● **INSTRUCTIONS FOR THE TASK**
Read the material below and tally how many lines hold the word "Wills", giving the number and nothing else.

++++ DATA FOR THIS EXERCISE ++++

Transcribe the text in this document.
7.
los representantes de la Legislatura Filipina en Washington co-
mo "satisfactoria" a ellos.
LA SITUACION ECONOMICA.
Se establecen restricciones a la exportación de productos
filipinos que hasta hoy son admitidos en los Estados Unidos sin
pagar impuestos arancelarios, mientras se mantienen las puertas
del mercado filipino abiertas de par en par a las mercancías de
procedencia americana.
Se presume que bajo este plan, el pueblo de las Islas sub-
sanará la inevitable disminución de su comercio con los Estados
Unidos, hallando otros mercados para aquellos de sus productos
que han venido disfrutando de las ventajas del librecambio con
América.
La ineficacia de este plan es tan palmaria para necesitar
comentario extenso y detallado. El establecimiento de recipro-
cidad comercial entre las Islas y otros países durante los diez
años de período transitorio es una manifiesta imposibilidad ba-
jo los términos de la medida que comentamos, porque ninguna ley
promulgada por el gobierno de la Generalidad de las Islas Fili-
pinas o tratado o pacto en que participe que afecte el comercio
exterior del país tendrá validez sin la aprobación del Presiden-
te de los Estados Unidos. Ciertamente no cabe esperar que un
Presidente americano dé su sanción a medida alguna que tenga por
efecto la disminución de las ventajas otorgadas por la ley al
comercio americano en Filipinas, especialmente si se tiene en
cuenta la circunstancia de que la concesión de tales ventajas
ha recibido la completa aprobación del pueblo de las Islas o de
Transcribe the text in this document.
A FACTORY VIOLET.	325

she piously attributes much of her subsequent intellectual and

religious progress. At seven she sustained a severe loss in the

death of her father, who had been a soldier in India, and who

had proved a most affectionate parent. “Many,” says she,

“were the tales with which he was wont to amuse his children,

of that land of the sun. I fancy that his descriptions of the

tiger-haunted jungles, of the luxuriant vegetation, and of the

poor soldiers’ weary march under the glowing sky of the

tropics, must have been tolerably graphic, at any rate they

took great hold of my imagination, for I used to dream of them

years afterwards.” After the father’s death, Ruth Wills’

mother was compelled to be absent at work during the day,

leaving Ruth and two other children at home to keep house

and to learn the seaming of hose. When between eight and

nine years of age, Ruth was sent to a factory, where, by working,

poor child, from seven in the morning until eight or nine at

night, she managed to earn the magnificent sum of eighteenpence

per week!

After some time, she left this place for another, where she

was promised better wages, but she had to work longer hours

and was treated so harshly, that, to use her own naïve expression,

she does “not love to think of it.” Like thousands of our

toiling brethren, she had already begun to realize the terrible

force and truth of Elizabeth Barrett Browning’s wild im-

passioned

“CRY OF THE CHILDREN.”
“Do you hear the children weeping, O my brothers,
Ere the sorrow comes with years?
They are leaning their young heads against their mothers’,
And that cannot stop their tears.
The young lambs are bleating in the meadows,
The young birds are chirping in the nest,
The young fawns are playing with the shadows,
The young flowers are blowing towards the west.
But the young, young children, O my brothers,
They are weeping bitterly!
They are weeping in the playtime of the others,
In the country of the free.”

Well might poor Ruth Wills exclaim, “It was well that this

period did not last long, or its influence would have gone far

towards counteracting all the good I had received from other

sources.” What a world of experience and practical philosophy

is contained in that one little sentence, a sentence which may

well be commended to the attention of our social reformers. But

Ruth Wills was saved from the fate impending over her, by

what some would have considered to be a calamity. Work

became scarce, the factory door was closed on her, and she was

++++

● **SOLUTION FOR THIS EXERCISE**
3